[Records from a data collection]
+--

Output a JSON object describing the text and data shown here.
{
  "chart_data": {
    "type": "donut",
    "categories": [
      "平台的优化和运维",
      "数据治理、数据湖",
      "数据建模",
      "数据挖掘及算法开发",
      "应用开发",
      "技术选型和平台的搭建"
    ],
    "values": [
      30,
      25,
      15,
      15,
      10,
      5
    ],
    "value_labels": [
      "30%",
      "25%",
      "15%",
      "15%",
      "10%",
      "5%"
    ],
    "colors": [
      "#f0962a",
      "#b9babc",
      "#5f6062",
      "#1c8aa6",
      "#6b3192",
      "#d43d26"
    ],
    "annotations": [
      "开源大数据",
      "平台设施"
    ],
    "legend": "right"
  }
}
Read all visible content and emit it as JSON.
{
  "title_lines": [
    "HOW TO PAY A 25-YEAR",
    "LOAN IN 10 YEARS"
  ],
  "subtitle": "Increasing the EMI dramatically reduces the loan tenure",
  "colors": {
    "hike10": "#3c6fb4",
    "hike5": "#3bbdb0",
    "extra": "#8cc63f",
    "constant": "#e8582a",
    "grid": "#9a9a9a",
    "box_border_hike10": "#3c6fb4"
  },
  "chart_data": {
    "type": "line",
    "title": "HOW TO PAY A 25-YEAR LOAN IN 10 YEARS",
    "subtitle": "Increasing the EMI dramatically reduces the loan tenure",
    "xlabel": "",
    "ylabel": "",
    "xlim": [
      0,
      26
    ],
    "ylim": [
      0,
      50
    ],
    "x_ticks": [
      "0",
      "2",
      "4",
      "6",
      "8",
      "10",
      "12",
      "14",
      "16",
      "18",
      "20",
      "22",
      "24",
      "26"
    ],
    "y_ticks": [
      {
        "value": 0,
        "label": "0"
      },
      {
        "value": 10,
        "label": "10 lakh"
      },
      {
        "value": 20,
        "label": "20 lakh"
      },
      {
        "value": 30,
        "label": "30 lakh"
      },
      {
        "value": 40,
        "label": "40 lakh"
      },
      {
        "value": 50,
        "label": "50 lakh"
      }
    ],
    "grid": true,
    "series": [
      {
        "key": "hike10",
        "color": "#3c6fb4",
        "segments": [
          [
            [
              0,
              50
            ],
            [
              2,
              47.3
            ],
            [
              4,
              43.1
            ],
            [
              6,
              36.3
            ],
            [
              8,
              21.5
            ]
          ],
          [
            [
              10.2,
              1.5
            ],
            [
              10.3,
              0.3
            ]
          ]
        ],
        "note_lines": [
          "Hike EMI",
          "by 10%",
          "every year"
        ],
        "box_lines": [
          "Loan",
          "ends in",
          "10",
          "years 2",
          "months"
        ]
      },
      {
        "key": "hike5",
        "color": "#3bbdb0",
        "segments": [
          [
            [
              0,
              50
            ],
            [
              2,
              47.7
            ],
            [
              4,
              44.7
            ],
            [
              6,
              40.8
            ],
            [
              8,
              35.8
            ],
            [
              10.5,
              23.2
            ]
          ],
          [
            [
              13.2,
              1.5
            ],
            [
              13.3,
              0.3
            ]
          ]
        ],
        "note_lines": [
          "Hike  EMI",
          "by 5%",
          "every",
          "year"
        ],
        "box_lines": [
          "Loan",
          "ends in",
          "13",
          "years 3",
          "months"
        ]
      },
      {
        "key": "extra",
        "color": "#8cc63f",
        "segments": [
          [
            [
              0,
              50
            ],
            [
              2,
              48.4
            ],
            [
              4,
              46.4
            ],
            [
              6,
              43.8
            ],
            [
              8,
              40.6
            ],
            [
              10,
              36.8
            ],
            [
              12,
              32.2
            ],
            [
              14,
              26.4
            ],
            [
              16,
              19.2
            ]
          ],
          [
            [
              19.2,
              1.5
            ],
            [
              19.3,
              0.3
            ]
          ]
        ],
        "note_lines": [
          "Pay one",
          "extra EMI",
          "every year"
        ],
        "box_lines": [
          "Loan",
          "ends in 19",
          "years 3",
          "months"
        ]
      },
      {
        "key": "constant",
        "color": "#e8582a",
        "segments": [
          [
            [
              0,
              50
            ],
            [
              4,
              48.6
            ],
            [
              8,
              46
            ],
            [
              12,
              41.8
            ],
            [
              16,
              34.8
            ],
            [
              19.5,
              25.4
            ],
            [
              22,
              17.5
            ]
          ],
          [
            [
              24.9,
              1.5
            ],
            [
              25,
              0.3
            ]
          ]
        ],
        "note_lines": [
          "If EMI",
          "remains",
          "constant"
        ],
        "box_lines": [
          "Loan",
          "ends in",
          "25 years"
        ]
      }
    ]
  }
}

+--

## REQUIREMENT
All of the data needs to be reproduced exactly, with no line missing.

## TASK SOLUTION
Output a JSON object describing the text and data shown here.
{
  "chart_data": {
    "type": "donut",
    "categories": [
      "平台的优化和运维",
      "数据治理、数据湖",
      "数据建模",
      "数据挖掘及算法开发",
      "应用开发",
      "技术选型和平台的搭建"
    ],
    "values": [
      30,
      25,
      15,
      15,
      10,
      5
    ],
    "value_labels": [
      "30%",
      "25%",
      "15%",
      "15%",
      "10%",
      "5%"
    ],
    "colors": [
      "#f0962a",
      "#b9babc",
      "#5f6062",
      "#1c8aa6",
      "#6b3192",
      "#d43d26"
    ],
    "annotations": [
      "开源大数据",
      "平台设施"
    ],
    "legend": "right"
  }
}
Read all visible content and emit it as JSON.
{
  "title_lines": [
    "HOW TO PAY A 25-YEAR",
    "LOAN IN 10 YEARS"
  ],
  "subtitle": "Increasing the EMI dramatically reduces the loan tenure",
  "colors": {
    "hike10": "#3c6fb4",
    "hike5": "#3bbdb0",
    "extra": "#8cc63f",
    "constant": "#e8582a",
    "grid": "#9a9a9a",
    "box_border_hike10": "#3c6fb4"
  },
  "chart_data": {
    "type": "line",
    "title": "HOW TO PAY A 25-YEAR LOAN IN 10 YEARS",
    "subtitle": "Increasing the EMI dramatically reduces the loan tenure",
    "xlabel": "",
    "ylabel": "",
    "xlim": [
      0,
      26
    ],
    "ylim": [
      0,
      50
    ],
    "x_ticks": [
      "0",
      "2",
      "4",
      "6",
      "8",
      "10",
      "12",
      "14",
      "16",
      "18",
      "20",
      "22",
      "24",
      "26"
    ],
    "y_ticks": [
      {
        "value": 0,
        "label": "0"
      },
      {
        "value": 10,
        "label": "10 lakh"
      },
      {
        "value": 20,
        "label": "20 lakh"
      },
      {
        "value": 30,
        "label": "30 lakh"
      },
      {
        "value": 40,
        "label": "40 lakh"
      },
      {
        "value": 50,
        "label": "50 lakh"
      }
    ],
    "grid": true,
    "series": [
      {
        "key": "hike10",
        "color": "#3c6fb4",
        "segments": [
          [
            [
              0,
              50
            ],
            [
              2,
              47.3
            ],
            [
              4,
              43.1
            ],
            [
              6,
              36.3
            ],
            [
              8,
              21.5
            ]
          ],
          [
            [
              10.2,
              1.5
            ],
            [
              10.3,
              0.3
            ]
          ]
        ],
        "note_lines": [
          "Hike EMI",
          "by 10%",
          "every year"
        ],
        "box_lines": [
          "Loan",
          "ends in",
          "10",
          "years 2",
          "months"
        ]
      },
      {
        "key": "hike5",
        "color": "#3bbdb0",
        "segments": [
          [
            [
              0,
              50
            ],
            [
              2,
              47.7
            ],
            [
              4,
              44.7
            ],
            [
              6,
              40.8
            ],
            [
              8,
              35.8
            ],
            [
              10.5,
              23.2
            ]
          ],
          [
            [
              13.2,
              1.5
            ],
            [
              13.3,
              0.3
            ]
          ]
        ],
        "note_lines": [
          "Hike  EMI",
          "by 5%",
          "every",
          "year"
        ],
        "box_lines": [
          "Loan",
          "ends in",
          "13",
          "years 3",
          "months"
        ]
      },
      {
        "key": "extra",
        "color": "#8cc63f",
        "segments": [
          [
            [
              0,
              50
            ],
            [
              2,
              48.4
            ],
            [
              4,
              46.4
            ],
            [
              6,
              43.8
            ],
            [
              8,
              40.6
            ],
            [
              10,
              36.8
            ],
            [
              12,
              32.2
            ],
            [
              14,
              26.4
            ],
            [
              16,
              19.2
            ]
          ],
          [
            [
              19.2,
              1.5
            ],
            [
              19.3,
              0.3
            ]
          ]
        ],
        "note_lines": [
          "Pay one",
          "extra EMI",
          "every year"
        ],
        "box_lines": [
          "Loan",
          "ends in 19",
          "years 3",
          "months"
        ]
      },
      {
        "key": "constant",
        "color": "#e8582a",
        "segments": [
          [
            [
              0,
              50
            ],
            [
              4,
              48.6
            ],
            [
              8,
              46
            ],
            [
              12,
              41.8
            ],
            [
              16,
              34.8
            ],
            [
              19.5,
              25.4
            ],
            [
              22,
              17.5
            ]
          ],
          [
            [
              24.9,
              1.5
            ],
            [
              25,
              0.3
            ]
          ]
        ],
        "note_lines": [
          "If EMI",
          "remains",
          "constant"
        ],
        "box_lines": [
          "Loan",
          "ends in",
          "25 years"
        ]
      }
    ]
  }
}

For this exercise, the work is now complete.